■ Task requirements
Please copy out the lines beginning with the one that contains "86, 909, 105]" and ending after the one that contains "33, 909, 63]", both included, with no changes.
- - -
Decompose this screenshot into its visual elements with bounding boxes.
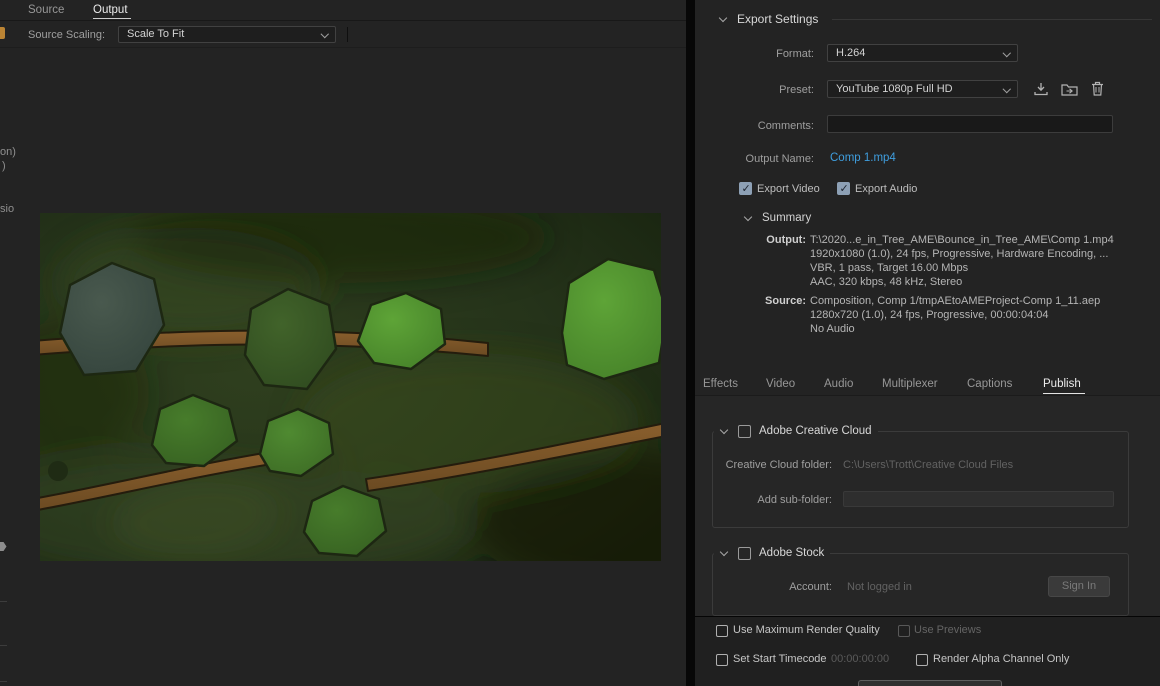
clipped-text-fragment: on) [0,146,16,158]
comments-input[interactable] [827,115,1113,133]
save-preset-icon[interactable] [1033,82,1049,96]
set-start-timecode-checkbox[interactable] [716,654,728,666]
subfolder-input [843,491,1114,507]
tab-effects[interactable]: Effects [703,378,738,390]
clipped-icon-fragment [0,540,7,553]
adobe-stock-group-header: Adobe Stock [714,545,830,561]
format-dropdown[interactable]: H.264 [827,44,1018,62]
clipped-ui-fragment [0,645,7,646]
set-start-timecode-label: Set Start Timecode [733,653,827,665]
adobe-stock-checkbox[interactable] [738,547,751,560]
summary-source-label: Source: [694,295,806,307]
scaling-row-divider [0,47,686,48]
output-name-link[interactable]: Comp 1.mp4 [830,152,896,164]
source-scaling-value: Scale To Fit [127,28,184,40]
import-preset-icon[interactable] [1061,82,1078,96]
clipped-button-fragment [858,680,1002,686]
clipped-text-fragment: sio [0,203,14,215]
export-settings-title: Export Settings [737,12,818,26]
source-scaling-label: Source Scaling: [28,29,105,41]
summary-source-line: 1280x720 (1.0), 24 fps, Progressive, 00:… [810,309,1049,321]
cc-folder-label: Creative Cloud folder: [694,459,832,471]
clipped-icon-fragment [0,27,5,39]
tab-publish[interactable]: Publish [1043,378,1081,390]
tab-output-underline [93,18,131,19]
creative-cloud-checkbox[interactable] [738,425,751,438]
tab-multiplexer[interactable]: Multiplexer [882,378,938,390]
preview-image [40,213,661,561]
preset-label: Preset: [694,84,814,96]
output-name-label: Output Name: [694,153,814,165]
chevron-down-icon [321,30,330,39]
creative-cloud-label: Adobe Creative Cloud [759,425,872,437]
chevron-down-icon [1003,49,1012,58]
use-previews-label: Use Previews [914,624,981,636]
tab-video[interactable]: Video [766,378,795,390]
clipped-ui-fragment [0,681,7,682]
tab-output[interactable]: Output [93,4,128,16]
adobe-stock-label: Adobe Stock [759,547,824,559]
creative-cloud-group [712,431,1129,528]
chevron-down-icon[interactable] [720,548,730,558]
subfolder-label: Add sub-folder: [694,494,832,506]
comments-label: Comments: [694,120,814,132]
export-audio-label: Export Audio [855,183,917,195]
max-render-quality-label: Use Maximum Render Quality [733,624,880,636]
tab-publish-underline [1043,393,1085,394]
chevron-down-icon[interactable] [720,426,730,436]
toolbar-separator [347,27,348,42]
export-video-label: Export Video [757,183,820,195]
use-previews-checkbox [898,625,910,637]
summary-output-line: T:\2020...e_in_Tree_AME\Bounce_in_Tree_A… [810,234,1114,246]
export-video-checkbox[interactable] [739,182,752,195]
render-alpha-checkbox[interactable] [916,654,928,666]
export-settings-rule [832,19,1152,20]
chevron-down-icon[interactable] [719,14,729,24]
format-value: H.264 [836,47,865,59]
summary-output-label: Output: [694,234,806,246]
render-alpha-label: Render Alpha Channel Only [933,653,1069,665]
clipped-text-fragment: ) [2,160,6,172]
summary-title: Summary [762,212,811,224]
max-render-quality-checkbox[interactable] [716,625,728,637]
export-audio-checkbox[interactable] [837,182,850,195]
preset-dropdown[interactable]: YouTube 1080p Full HD [827,80,1018,98]
format-label: Format: [694,48,814,60]
tab-audio[interactable]: Audio [824,378,853,390]
cc-folder-value: C:\Users\Trott\Creative Cloud Files [843,459,1013,471]
summary-output-line: 1920x1080 (1.0), 24 fps, Progressive, Ha… [810,248,1108,260]
left-tabbar-divider [0,20,686,21]
summary-output-line: VBR, 1 pass, Target 16.00 Mbps [810,262,968,274]
creative-cloud-group-header: Adobe Creative Cloud [714,423,878,439]
media-encoder-export-window: Source Output Source Scaling: Scale To F… [0,0,1160,686]
tab-source[interactable]: Source [28,4,64,16]
summary-source-line: No Audio [810,323,855,335]
chevron-down-icon[interactable] [744,213,754,223]
source-scaling-dropdown[interactable]: Scale To Fit [118,26,336,43]
summary-source-line: Composition, Comp 1/tmpAEtoAMEProject-Co… [810,295,1100,307]
account-value: Not logged in [847,581,912,593]
clipped-ui-fragment [0,601,7,602]
tab-captions[interactable]: Captions [967,378,1012,390]
start-timecode-value: 00:00:00:00 [831,653,889,665]
summary-output-line: AAC, 320 kbps, 48 kHz, Stereo [810,276,962,288]
preset-value: YouTube 1080p Full HD [836,83,953,95]
delete-preset-icon[interactable] [1091,81,1104,96]
chevron-down-icon [1003,85,1012,94]
sign-in-button[interactable]: Sign In [1048,576,1110,597]
account-label: Account: [694,581,832,593]
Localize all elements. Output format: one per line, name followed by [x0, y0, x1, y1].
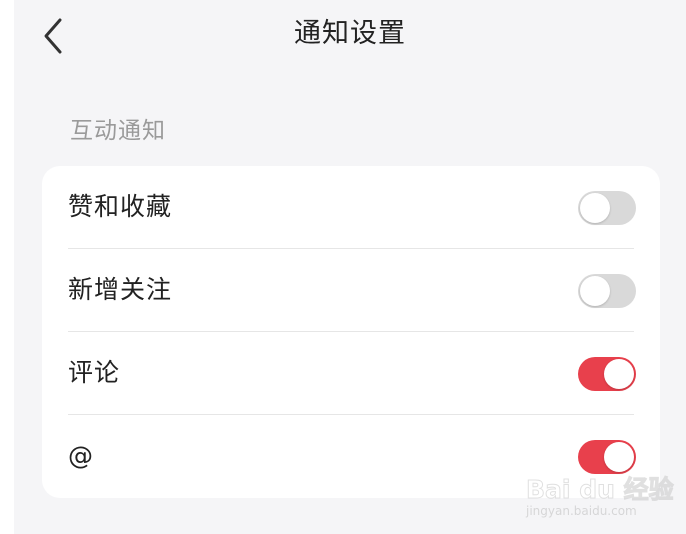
comments-toggle[interactable] [578, 357, 636, 391]
settings-card: 赞和收藏 新增关注 评论 @ [42, 166, 660, 498]
navigation-bar: 通知设置 [14, 0, 686, 74]
likes-and-favorites-toggle[interactable] [578, 191, 636, 225]
mentions-toggle[interactable] [578, 440, 636, 474]
toggle-knob [604, 442, 634, 472]
setting-row-mentions: @ [42, 415, 660, 498]
page-title: 通知设置 [294, 18, 406, 49]
toggle-knob [580, 276, 610, 306]
notification-settings-screen: 通知设置 互动通知 赞和收藏 新增关注 评论 @ [14, 0, 686, 534]
setting-row-new-followers: 新增关注 [42, 249, 660, 332]
setting-label: @ [68, 441, 94, 470]
setting-label: 赞和收藏 [68, 192, 173, 221]
toggle-knob [580, 193, 610, 223]
toggle-knob [604, 359, 634, 389]
section-header-interaction: 互动通知 [70, 118, 166, 144]
setting-label: 新增关注 [68, 275, 173, 304]
setting-row-comments: 评论 [42, 332, 660, 415]
setting-label: 评论 [68, 358, 121, 387]
new-followers-toggle[interactable] [578, 274, 636, 308]
setting-row-likes-and-favorites: 赞和收藏 [42, 166, 660, 249]
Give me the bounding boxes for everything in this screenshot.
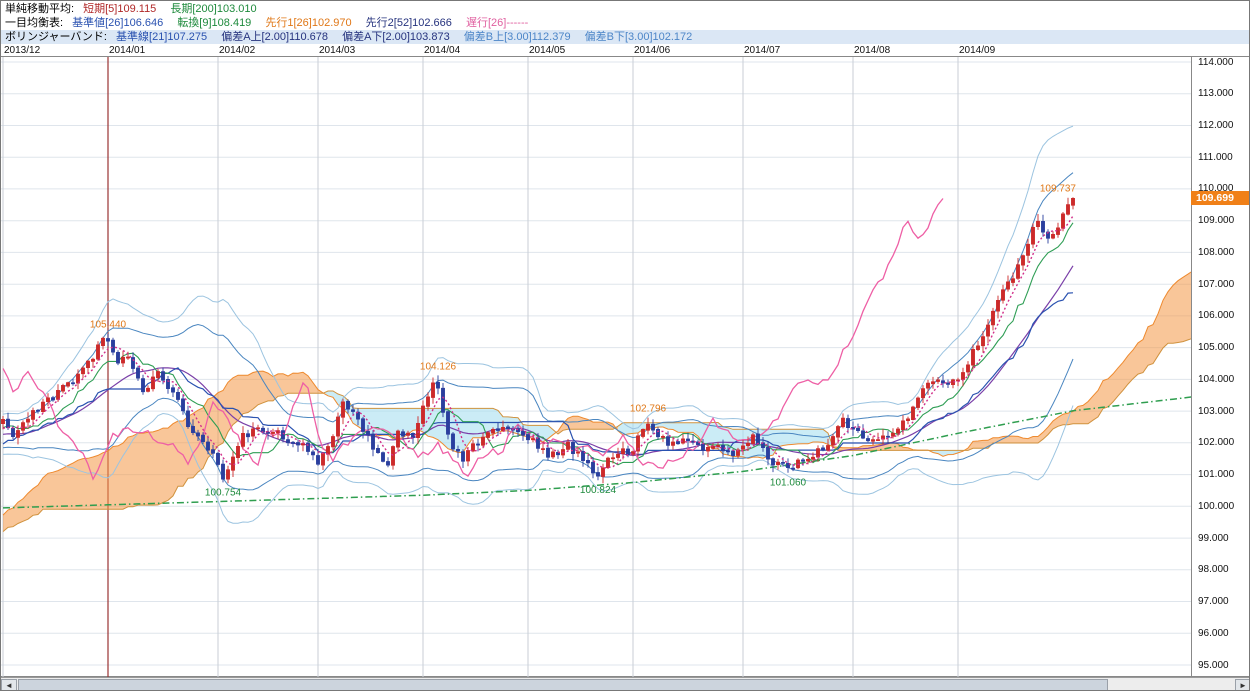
price-axis-label: 102.000 [1198, 437, 1234, 448]
scroll-right-arrow-icon: ► [1239, 681, 1247, 690]
bollinger-b-upper-value: 偏差B上[3.00]112.379 [464, 31, 571, 43]
month-label: 2014/08 [854, 45, 890, 56]
indicator-legend: 単純移動平均: 短期[5]109.115 長期[200]103.010 一目均衡… [1, 2, 1249, 44]
sma-legend-label: 単純移動平均: [5, 3, 74, 15]
month-label: 2014/03 [319, 45, 355, 56]
grid-vertical [3, 57, 958, 678]
current-price-badge: 109.699 [1191, 191, 1250, 205]
month-label: 2014/06 [634, 45, 670, 56]
svg-text:100.824: 100.824 [580, 485, 617, 496]
svg-text:104.126: 104.126 [420, 361, 457, 372]
scrollbar-thumb[interactable] [18, 679, 1108, 691]
price-axis-label: 105.000 [1198, 342, 1234, 353]
legend-row-bollinger: ボリンジャーバンド: 基準線[21]107.275 偏差A上[2.00]110.… [1, 30, 1249, 44]
price-axis-label: 98.000 [1198, 564, 1229, 575]
price-axis-label: 103.000 [1198, 406, 1234, 417]
month-label: 2014/07 [744, 45, 780, 56]
scroll-left-arrow-icon: ◄ [5, 681, 13, 690]
ichimoku-tenkan-value: 転換[9]108.419 [177, 17, 251, 29]
price-axis-label: 112.000 [1198, 120, 1233, 131]
bollinger-center-value: 基準線[21]107.275 [116, 31, 207, 43]
legend-row-sma: 単純移動平均: 短期[5]109.115 長期[200]103.010 [1, 2, 1249, 16]
price-axis-label: 113.000 [1198, 88, 1233, 99]
legend-row-ichimoku: 一目均衡表: 基準値[26]106.646 転換[9]108.419 先行1[2… [1, 16, 1249, 30]
bollinger-legend-label: ボリンジャーバンド: [5, 31, 107, 43]
price-axis-label: 104.000 [1198, 374, 1234, 385]
price-axis-label: 101.000 [1198, 469, 1234, 480]
x-axis-month-labels: 2013/12 2014/01 2014/02 2014/03 2014/04 2014/… [1, 45, 1191, 56]
horizontal-scrollbar[interactable]: ◄ ► [1, 677, 1250, 691]
grid-horizontal [1, 62, 1191, 665]
month-label: 2014/01 [109, 45, 145, 56]
price-axis-label: 96.000 [1198, 628, 1229, 639]
svg-text:101.060: 101.060 [770, 478, 807, 489]
ichimoku-senkou1-value: 先行1[26]102.970 [265, 17, 351, 29]
svg-text:100.754: 100.754 [205, 487, 242, 498]
sma-long-value: 長期[200]103.010 [170, 3, 256, 15]
svg-text:105.440: 105.440 [90, 320, 127, 331]
svg-text:109.737: 109.737 [1040, 183, 1077, 194]
month-label: 2014/02 [219, 45, 255, 56]
chart-plot-area[interactable]: 105.440 100.754 104.126 100.824 102.796 101.0… [1, 56, 1191, 677]
bollinger-a-upper-value: 偏差A上[2.00]110.678 [221, 31, 328, 43]
price-axis-label: 111.000 [1198, 152, 1233, 163]
month-label: 2014/09 [959, 45, 995, 56]
price-axis-label: 97.000 [1198, 596, 1229, 607]
ichimoku-chikou-value: 遅行[26]------ [466, 17, 528, 29]
bollinger-a-lower-value: 偏差A下[2.00]103.873 [342, 31, 450, 43]
bollinger-b-lower-value: 偏差B下[3.00]102.172 [585, 31, 693, 43]
month-label: 2013/12 [4, 45, 40, 56]
price-axis-label: 95.000 [1198, 660, 1229, 671]
scroll-right-button[interactable]: ► [1235, 679, 1250, 691]
chart-window: 単純移動平均: 短期[5]109.115 長期[200]103.010 一目均衡… [0, 0, 1250, 691]
month-label: 2014/04 [424, 45, 460, 56]
sma-short-value: 短期[5]109.115 [83, 3, 156, 15]
y-axis-price-scale: 114.000113.000112.000111.000110.000109.0… [1191, 56, 1250, 677]
svg-text:102.796: 102.796 [630, 404, 667, 415]
ichimoku-kijun-value: 基準値[26]106.646 [72, 17, 163, 29]
price-axis-label: 100.000 [1198, 501, 1234, 512]
price-axis-label: 109.000 [1198, 215, 1234, 226]
price-axis-label: 108.000 [1198, 247, 1234, 258]
price-axis-label: 107.000 [1198, 279, 1234, 290]
month-label: 2014/05 [529, 45, 565, 56]
ichimoku-senkou2-value: 先行2[52]102.666 [366, 17, 452, 29]
price-axis-label: 106.000 [1198, 310, 1234, 321]
price-axis-label: 99.000 [1198, 533, 1229, 544]
ichimoku-legend-label: 一目均衡表: [5, 17, 63, 29]
price-axis-label: 114.000 [1198, 57, 1233, 68]
scroll-left-button[interactable]: ◄ [1, 679, 17, 691]
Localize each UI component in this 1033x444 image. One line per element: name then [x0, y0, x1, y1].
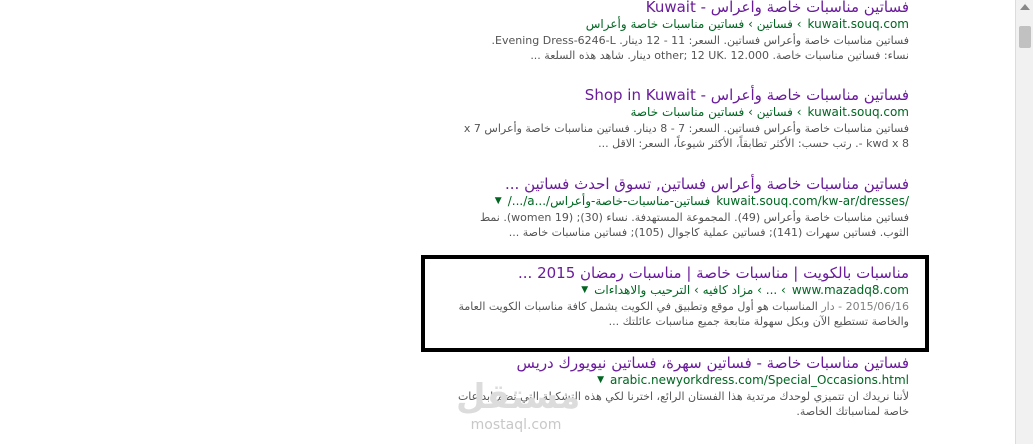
result-title-link[interactable]: فساتين مناسبات خاصة وأعراس - Shop in Kuw… — [429, 86, 909, 105]
result-snippet: فساتين مناسبات خاصة وأعراس (49). المجموع… — [429, 210, 909, 240]
result-snippet: فساتين مناسبات خاصة وأعراس فساتين. السعر… — [429, 33, 909, 63]
snippet-line: نساء: فساتين مناسبات خاصة. other; 12 UK.… — [530, 49, 909, 62]
result-domain[interactable]: kuwait.souq.com/kw-ar/dresses/ — [716, 194, 909, 209]
search-result: فساتين مناسبات خاصة وأعراس - Shop in Kuw… — [429, 86, 909, 151]
watermark-url: mostaql.com — [470, 417, 562, 433]
result-url: kuwait.souq.com/kw-ar/dresses/ فساتين-من… — [429, 194, 909, 209]
result-title-link[interactable]: فساتين مناسبات خاصة وأعراس فساتين, تسوق … — [429, 175, 909, 194]
vertical-scrollbar[interactable] — [1015, 0, 1033, 444]
result-domain[interactable]: arabic.newyorkdress.com/Special_Occasion… — [610, 373, 909, 388]
snippet-line: فساتين مناسبات خاصة وأعراس فساتين. السعر… — [463, 122, 909, 135]
snippet-line: الثوب. فساتين سهرات (141); فساتين عملية … — [508, 226, 909, 239]
result-title-link[interactable]: فساتين مناسبات خاصة وأعراس - Kuwait — [429, 0, 909, 17]
highlight-box — [421, 255, 929, 352]
watermark: مستقل mostaql.com — [456, 377, 581, 437]
scrollbar-thumb[interactable] — [1019, 26, 1031, 48]
result-title-link[interactable]: فساتين مناسبات خاصة - فساتين سهرة، فساتي… — [429, 354, 909, 373]
result-domain[interactable]: kuwait.souq.com — [808, 105, 909, 120]
dropdown-arrow-icon[interactable]: ▼ — [495, 194, 502, 209]
result-url: kuwait.souq.com › فساتين › فساتين مناسبا… — [429, 105, 909, 120]
result-url: kuwait.souq.com › فساتين › فساتين مناسبا… — [429, 17, 909, 32]
snippet-line: فساتين مناسبات خاصة وأعراس فساتين. السعر… — [491, 34, 909, 47]
result-domain[interactable]: kuwait.souq.com — [808, 17, 909, 32]
result-breadcrumb: فساتين-مناسبات-خاصة-وأعراس/...a/.../ — [507, 194, 711, 208]
snippet-line: 8 kwd x -. رتب حسب: الأكثر تطابقاً، الأك… — [598, 137, 909, 150]
scroll-up-arrow-icon[interactable] — [1020, 4, 1030, 10]
result-snippet: فساتين مناسبات خاصة وأعراس فساتين. السعر… — [429, 121, 909, 151]
search-result: فساتين مناسبات خاصة وأعراس - Kuwait kuwa… — [429, 0, 909, 63]
dropdown-arrow-icon[interactable]: ▼ — [597, 373, 604, 388]
result-breadcrumb: › فساتين › فساتين مناسبات خاصة وأعراس — [585, 17, 802, 31]
search-result: فساتين مناسبات خاصة وأعراس فساتين, تسوق … — [429, 175, 909, 240]
result-breadcrumb: › فساتين › فساتين مناسبات خاصة — [630, 105, 802, 119]
snippet-line: فساتين مناسبات خاصة وأعراس (49). المجموع… — [479, 211, 909, 224]
watermark-logo: مستقل — [456, 377, 581, 417]
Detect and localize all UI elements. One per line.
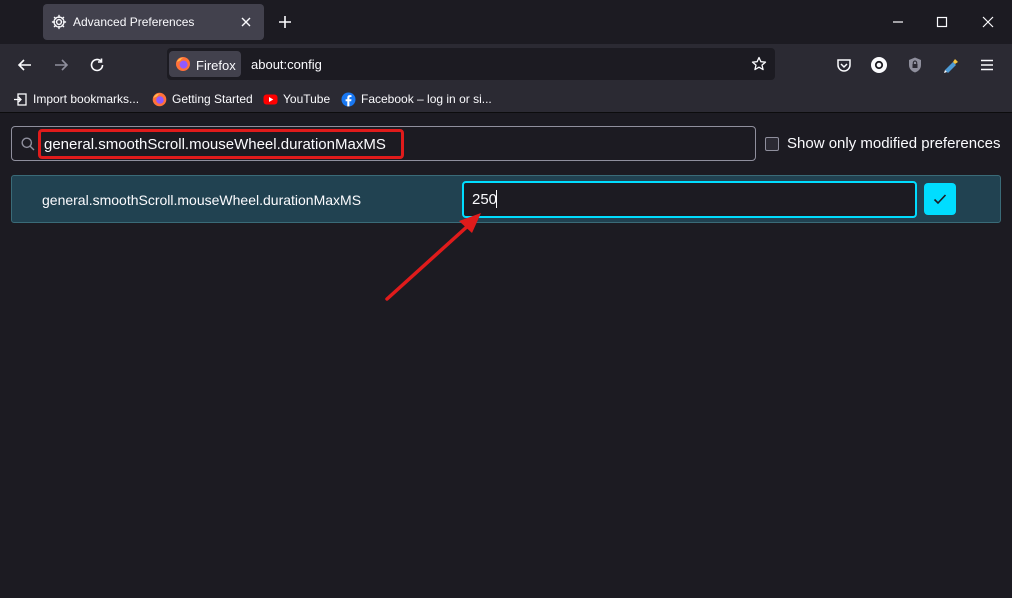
forward-arrow-icon[interactable] [52, 56, 70, 74]
extension-icon[interactable] [942, 56, 960, 74]
bookmark-label: Facebook – log in or si... [361, 92, 492, 106]
url-text[interactable]: about:config [251, 57, 322, 72]
youtube-icon [263, 92, 278, 107]
shield-icon[interactable] [906, 56, 924, 74]
identity-box[interactable]: Firefox [169, 51, 241, 77]
save-button[interactable] [924, 183, 956, 215]
close-icon[interactable] [240, 16, 252, 28]
show-modified-label: Show only modified preferences [787, 135, 1001, 152]
import-icon [13, 92, 28, 107]
minimize-icon[interactable] [890, 14, 906, 30]
about-config-page: Show only modified preferences general.s… [0, 113, 1012, 598]
search-input[interactable] [44, 133, 744, 155]
bookmark-youtube[interactable]: YouTube [263, 91, 330, 107]
bookmark-label: Import bookmarks... [33, 92, 140, 106]
reload-icon[interactable] [88, 56, 106, 74]
preference-row: general.smoothScroll.mouseWheel.duration… [11, 175, 1001, 223]
firefox-logo-icon [175, 56, 191, 72]
text-cursor [496, 190, 497, 208]
back-arrow-icon[interactable] [16, 56, 34, 74]
tab-advanced-preferences[interactable]: Advanced Preferences [43, 4, 264, 40]
hamburger-menu-icon[interactable] [978, 56, 996, 74]
gear-icon [51, 14, 67, 30]
identity-label: Firefox [196, 58, 236, 73]
pocket-icon[interactable] [835, 56, 853, 74]
bookmark-import[interactable]: Import bookmarks... [13, 91, 139, 107]
show-modified-checkbox[interactable] [765, 136, 779, 151]
search-icon [21, 137, 35, 151]
bookmark-star-icon[interactable] [751, 56, 767, 72]
bookmark-label: YouTube [283, 92, 331, 106]
firefox-icon [152, 92, 167, 107]
checkmark-icon [933, 194, 947, 205]
maximize-icon[interactable] [934, 14, 950, 30]
tab-title: Advanced Preferences [73, 15, 195, 29]
facebook-icon [341, 92, 356, 107]
show-modified-toggle[interactable]: Show only modified preferences [765, 135, 1000, 152]
preference-name: general.smoothScroll.mouseWheel.duration… [42, 192, 362, 208]
bookmark-facebook[interactable]: Facebook – log in or si... [341, 91, 492, 107]
bookmark-label: Getting Started [172, 92, 253, 106]
navigation-toolbar: Firefox about:config [0, 44, 1012, 86]
window-close-icon[interactable] [980, 14, 996, 30]
bookmarks-toolbar: Import bookmarks... Getting Started YouT… [0, 86, 1012, 113]
search-container [11, 126, 756, 161]
bookmark-getting-started[interactable]: Getting Started [152, 91, 253, 107]
tab-strip: Advanced Preferences [0, 0, 1012, 44]
account-avatar-icon[interactable] [870, 56, 888, 74]
new-tab-icon[interactable] [277, 14, 293, 30]
preference-value-input[interactable] [462, 181, 917, 218]
address-bar[interactable]: Firefox about:config [167, 48, 775, 80]
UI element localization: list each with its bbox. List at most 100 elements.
- - -
■ Solution for this task
result-title-link[interactable]: فساتين مناسبات خاصة وأعراس - Shop in Kuw… — [429, 86, 909, 105]
result-snippet: فساتين مناسبات خاصة وأعراس (49). المجموع… — [429, 210, 909, 240]
result-snippet: فساتين مناسبات خاصة وأعراس فساتين. السعر… — [429, 33, 909, 63]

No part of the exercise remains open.